Directions for this task: State how many lines of the records contain the string "symbol", and give no other information.

★ ★ ★ ★ ★

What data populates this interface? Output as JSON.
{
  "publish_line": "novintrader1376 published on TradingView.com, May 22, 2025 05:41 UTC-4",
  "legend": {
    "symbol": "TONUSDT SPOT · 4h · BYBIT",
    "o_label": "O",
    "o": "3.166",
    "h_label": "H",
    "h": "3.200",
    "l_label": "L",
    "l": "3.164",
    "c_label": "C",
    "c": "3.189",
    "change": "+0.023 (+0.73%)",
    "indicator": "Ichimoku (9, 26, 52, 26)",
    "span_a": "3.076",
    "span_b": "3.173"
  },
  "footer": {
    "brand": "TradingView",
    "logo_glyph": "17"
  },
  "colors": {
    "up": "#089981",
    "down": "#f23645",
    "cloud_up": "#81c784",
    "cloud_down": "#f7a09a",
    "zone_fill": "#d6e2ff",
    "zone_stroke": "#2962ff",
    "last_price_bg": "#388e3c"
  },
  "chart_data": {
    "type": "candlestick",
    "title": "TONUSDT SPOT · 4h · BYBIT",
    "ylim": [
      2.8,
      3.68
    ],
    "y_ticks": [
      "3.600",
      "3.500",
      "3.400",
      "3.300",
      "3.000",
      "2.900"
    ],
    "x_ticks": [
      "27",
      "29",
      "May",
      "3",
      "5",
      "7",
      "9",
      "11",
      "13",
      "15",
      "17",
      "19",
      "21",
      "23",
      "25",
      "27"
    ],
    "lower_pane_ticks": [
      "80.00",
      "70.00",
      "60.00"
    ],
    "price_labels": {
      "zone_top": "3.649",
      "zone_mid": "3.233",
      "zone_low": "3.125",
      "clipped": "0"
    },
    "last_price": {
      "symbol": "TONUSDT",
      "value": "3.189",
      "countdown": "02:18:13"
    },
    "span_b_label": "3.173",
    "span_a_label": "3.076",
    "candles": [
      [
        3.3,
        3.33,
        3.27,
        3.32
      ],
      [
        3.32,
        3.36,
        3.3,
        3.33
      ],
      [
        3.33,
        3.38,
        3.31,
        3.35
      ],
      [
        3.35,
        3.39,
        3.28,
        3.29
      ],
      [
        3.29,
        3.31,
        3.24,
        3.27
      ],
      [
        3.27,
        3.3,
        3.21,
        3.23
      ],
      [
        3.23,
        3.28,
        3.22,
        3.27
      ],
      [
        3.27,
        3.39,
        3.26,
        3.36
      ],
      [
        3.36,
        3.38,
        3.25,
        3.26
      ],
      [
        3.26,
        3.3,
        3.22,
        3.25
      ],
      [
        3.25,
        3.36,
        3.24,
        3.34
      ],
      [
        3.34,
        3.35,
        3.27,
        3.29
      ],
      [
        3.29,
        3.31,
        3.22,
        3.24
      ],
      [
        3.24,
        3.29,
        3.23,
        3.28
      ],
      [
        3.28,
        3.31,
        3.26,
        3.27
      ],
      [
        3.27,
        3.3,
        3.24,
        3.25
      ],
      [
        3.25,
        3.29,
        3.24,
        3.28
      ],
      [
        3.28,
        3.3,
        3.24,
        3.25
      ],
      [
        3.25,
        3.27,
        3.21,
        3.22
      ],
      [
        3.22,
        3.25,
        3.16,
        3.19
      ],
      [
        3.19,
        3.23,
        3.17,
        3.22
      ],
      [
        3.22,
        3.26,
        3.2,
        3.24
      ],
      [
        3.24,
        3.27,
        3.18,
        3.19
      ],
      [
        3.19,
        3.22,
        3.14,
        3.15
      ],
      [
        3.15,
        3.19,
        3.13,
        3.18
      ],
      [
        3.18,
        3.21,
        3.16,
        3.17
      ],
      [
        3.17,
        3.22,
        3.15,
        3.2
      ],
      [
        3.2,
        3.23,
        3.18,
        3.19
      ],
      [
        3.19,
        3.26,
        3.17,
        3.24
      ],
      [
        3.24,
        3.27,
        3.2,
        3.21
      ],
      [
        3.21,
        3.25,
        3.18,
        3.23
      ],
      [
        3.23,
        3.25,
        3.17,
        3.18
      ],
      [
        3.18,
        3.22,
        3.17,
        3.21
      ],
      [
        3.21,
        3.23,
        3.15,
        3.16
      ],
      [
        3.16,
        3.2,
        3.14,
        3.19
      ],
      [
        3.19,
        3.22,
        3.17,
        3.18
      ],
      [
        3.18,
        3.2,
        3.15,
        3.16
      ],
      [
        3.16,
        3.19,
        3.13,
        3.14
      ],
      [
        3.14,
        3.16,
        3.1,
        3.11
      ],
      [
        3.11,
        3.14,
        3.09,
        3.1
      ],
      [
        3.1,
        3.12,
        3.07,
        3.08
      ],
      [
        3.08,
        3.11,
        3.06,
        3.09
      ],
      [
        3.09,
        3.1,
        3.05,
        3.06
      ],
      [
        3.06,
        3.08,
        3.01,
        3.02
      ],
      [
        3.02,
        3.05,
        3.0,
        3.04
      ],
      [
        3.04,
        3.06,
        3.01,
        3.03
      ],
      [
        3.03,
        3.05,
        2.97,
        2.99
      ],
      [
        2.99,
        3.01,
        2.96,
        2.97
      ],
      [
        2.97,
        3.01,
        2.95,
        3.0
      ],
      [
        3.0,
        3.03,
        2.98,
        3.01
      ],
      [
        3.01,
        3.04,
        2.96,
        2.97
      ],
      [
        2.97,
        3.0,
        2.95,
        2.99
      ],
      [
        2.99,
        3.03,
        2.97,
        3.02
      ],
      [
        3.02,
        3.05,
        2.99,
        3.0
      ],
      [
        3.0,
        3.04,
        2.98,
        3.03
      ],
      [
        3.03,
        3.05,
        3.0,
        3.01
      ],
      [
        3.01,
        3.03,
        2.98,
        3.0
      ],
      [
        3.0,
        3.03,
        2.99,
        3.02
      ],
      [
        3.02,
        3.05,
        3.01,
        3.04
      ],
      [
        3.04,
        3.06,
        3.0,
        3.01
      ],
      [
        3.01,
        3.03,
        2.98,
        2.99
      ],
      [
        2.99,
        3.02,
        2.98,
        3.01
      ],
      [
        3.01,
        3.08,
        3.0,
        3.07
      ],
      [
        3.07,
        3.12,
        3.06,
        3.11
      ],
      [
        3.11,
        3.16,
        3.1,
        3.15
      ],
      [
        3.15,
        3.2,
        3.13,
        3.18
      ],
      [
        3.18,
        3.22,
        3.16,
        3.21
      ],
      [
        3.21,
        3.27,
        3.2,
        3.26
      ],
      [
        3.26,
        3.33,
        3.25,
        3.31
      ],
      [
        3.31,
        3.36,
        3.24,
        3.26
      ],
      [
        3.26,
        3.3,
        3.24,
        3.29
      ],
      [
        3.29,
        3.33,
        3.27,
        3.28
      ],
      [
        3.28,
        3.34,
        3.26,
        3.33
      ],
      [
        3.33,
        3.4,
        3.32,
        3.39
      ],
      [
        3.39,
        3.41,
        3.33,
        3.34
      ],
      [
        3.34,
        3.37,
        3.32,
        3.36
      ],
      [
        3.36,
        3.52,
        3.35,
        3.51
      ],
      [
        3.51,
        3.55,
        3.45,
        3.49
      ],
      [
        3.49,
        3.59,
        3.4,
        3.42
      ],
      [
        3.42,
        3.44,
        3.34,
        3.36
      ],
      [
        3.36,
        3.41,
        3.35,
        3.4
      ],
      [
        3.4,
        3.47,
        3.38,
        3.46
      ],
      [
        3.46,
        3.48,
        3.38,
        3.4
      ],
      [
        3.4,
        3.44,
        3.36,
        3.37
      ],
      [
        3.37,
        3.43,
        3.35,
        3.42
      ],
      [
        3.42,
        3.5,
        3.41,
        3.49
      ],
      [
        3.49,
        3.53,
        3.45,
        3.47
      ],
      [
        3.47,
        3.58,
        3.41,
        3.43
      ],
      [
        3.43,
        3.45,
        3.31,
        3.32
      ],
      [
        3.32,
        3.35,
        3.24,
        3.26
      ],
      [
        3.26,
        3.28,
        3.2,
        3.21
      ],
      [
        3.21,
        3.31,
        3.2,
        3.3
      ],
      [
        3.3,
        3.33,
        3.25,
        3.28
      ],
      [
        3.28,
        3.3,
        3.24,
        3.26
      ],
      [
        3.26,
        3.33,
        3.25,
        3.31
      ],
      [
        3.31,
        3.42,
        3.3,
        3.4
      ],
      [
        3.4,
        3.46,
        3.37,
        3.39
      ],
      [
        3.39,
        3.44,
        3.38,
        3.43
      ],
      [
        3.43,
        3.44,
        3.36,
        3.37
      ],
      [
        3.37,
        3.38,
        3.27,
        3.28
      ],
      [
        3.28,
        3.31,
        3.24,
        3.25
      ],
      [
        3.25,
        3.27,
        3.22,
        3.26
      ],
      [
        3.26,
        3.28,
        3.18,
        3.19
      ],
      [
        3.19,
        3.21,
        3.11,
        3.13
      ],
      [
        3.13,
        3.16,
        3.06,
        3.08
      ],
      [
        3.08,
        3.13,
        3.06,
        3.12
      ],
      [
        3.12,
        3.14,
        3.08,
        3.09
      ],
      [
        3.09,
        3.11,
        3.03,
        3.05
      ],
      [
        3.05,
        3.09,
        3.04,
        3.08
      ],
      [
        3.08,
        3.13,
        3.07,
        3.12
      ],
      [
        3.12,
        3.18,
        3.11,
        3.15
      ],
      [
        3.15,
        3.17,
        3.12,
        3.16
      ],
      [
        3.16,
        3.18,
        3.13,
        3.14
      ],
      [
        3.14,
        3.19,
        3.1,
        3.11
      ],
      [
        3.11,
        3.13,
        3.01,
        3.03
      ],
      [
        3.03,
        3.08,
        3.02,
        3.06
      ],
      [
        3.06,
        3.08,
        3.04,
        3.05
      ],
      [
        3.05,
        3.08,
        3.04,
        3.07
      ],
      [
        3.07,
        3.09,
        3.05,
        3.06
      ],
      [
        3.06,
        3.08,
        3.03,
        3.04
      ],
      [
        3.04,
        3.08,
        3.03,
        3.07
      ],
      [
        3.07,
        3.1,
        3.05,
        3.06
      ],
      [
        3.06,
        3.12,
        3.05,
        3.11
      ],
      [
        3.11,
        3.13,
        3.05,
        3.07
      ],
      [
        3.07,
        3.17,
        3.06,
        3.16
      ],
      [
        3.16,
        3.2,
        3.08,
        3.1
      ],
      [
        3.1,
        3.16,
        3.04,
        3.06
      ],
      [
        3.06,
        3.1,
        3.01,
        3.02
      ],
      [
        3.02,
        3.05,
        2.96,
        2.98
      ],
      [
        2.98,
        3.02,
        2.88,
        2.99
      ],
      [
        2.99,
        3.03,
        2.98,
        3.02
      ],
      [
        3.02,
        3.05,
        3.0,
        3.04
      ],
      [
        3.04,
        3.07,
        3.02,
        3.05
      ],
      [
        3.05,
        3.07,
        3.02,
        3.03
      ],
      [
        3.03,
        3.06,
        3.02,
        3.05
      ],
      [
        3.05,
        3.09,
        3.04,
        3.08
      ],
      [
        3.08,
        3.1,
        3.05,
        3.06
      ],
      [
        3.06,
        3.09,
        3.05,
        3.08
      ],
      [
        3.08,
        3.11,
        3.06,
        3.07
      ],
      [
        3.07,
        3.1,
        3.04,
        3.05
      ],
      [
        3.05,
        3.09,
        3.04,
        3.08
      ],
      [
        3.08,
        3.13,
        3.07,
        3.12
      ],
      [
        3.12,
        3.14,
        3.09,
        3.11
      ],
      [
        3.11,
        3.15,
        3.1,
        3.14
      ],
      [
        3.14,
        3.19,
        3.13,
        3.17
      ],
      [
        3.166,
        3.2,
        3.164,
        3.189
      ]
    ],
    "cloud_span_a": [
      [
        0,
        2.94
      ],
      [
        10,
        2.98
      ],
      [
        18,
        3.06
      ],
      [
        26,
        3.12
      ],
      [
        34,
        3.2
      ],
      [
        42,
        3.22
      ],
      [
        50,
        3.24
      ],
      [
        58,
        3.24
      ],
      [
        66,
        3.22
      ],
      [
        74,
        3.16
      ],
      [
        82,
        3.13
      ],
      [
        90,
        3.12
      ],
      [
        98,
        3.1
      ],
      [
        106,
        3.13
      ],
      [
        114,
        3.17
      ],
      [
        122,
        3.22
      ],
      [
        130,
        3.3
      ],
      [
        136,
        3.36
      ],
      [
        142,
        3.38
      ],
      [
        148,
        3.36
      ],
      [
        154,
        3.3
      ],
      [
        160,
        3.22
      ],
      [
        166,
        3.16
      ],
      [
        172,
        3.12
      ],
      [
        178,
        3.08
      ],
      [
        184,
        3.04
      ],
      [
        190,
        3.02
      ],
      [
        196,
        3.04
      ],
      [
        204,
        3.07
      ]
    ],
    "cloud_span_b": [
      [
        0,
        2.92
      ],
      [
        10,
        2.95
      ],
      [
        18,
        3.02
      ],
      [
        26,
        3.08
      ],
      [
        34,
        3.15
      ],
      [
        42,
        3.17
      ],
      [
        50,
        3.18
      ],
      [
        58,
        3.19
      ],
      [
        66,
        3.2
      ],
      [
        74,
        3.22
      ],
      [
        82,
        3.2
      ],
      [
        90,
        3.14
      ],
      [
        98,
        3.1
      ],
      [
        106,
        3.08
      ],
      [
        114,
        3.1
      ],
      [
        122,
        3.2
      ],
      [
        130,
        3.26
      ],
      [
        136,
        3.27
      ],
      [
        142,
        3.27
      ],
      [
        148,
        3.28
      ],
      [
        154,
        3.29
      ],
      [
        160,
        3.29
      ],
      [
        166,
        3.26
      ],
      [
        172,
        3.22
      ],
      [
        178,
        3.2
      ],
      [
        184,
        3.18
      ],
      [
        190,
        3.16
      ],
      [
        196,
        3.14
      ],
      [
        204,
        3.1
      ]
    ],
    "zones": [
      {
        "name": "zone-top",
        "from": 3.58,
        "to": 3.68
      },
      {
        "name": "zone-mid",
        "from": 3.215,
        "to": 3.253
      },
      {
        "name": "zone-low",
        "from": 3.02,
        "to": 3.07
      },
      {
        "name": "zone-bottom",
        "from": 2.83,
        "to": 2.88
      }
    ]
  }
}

★ ★ ★ ★ ★

Task answer: 2